WHAT IS EXPECTED —
Which lines in the data below contain the string "axis"? Identify each one and copy it out in full.

--- begin RECORDS SUPPLIED ---

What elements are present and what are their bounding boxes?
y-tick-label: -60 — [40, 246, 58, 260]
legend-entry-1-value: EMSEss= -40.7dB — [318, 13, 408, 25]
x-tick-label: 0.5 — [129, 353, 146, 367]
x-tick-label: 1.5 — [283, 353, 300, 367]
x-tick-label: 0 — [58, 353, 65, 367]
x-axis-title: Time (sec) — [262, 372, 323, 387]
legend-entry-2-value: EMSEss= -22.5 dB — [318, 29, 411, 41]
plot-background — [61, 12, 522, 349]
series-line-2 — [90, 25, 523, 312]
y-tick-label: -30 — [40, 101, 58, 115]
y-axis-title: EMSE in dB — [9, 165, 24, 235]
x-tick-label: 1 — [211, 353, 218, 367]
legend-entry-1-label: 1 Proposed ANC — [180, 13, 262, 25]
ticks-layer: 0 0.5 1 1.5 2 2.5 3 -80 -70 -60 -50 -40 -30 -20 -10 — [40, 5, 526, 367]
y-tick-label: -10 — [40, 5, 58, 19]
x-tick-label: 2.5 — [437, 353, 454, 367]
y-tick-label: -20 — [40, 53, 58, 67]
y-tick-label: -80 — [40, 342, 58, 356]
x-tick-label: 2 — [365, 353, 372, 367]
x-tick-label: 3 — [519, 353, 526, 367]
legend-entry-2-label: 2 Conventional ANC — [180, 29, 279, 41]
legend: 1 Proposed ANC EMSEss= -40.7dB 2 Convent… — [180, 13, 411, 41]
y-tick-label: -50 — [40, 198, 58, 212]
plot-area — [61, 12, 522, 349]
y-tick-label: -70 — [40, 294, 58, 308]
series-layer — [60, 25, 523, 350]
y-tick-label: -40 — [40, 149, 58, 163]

--- end RECORDS SUPPLIED ---

REPLY TO THE TASK —
x-axis-title: Time (sec) — [262, 372, 323, 387]
y-axis-title: EMSE in dB — [9, 165, 24, 235]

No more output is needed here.